### WHAT IS REQUIRED
Copy out each line that has "color" in it.

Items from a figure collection
start
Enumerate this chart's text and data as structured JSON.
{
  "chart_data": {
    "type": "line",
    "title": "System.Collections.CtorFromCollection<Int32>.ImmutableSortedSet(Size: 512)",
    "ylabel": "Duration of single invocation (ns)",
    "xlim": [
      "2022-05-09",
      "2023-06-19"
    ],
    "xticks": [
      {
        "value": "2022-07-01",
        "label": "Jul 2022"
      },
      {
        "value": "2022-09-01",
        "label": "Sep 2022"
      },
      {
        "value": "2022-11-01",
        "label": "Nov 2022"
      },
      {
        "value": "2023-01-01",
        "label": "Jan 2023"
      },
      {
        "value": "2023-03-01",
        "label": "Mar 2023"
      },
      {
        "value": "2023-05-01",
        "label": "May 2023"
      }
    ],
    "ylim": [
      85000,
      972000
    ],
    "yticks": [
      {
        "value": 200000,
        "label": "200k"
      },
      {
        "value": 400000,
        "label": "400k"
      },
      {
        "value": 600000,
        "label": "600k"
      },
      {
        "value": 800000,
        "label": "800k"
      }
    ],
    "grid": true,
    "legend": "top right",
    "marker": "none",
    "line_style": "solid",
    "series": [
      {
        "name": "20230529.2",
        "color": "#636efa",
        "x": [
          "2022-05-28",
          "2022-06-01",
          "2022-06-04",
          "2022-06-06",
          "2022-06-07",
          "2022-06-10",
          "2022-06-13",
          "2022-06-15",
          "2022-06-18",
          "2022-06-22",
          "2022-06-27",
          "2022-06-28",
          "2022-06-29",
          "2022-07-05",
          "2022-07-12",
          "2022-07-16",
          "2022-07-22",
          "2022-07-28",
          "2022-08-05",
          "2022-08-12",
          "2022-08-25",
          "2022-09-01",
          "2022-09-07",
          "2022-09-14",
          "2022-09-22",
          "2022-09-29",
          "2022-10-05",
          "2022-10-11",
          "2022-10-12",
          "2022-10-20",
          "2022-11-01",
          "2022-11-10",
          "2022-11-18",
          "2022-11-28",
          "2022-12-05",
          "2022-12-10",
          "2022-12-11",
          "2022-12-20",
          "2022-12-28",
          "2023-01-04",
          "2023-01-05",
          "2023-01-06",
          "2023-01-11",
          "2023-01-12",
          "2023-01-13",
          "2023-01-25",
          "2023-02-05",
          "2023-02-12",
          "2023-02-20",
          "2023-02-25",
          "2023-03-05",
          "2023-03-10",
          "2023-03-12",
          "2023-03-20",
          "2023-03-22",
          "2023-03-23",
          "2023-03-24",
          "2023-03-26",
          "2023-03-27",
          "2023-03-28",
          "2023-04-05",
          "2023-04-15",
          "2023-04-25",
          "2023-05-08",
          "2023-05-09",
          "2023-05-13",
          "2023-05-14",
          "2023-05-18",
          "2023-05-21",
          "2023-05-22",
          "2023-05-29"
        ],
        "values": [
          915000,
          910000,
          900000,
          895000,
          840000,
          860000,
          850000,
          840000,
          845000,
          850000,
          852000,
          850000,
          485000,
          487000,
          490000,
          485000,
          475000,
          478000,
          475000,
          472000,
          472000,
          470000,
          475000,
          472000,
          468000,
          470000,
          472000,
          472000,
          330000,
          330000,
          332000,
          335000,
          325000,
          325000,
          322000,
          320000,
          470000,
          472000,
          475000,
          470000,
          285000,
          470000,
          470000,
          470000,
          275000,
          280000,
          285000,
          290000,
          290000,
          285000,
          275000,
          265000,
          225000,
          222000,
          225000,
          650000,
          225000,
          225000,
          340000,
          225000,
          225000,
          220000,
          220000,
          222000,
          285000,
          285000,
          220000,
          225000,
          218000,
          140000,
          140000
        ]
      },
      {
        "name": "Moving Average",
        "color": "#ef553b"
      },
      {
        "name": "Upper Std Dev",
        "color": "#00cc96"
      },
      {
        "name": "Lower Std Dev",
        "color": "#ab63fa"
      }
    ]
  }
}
end
### TASK SOLUTION
        "color": "#636efa",
        "color": "#ef553b"
        "color": "#00cc96"
        "color": "#ab63fa"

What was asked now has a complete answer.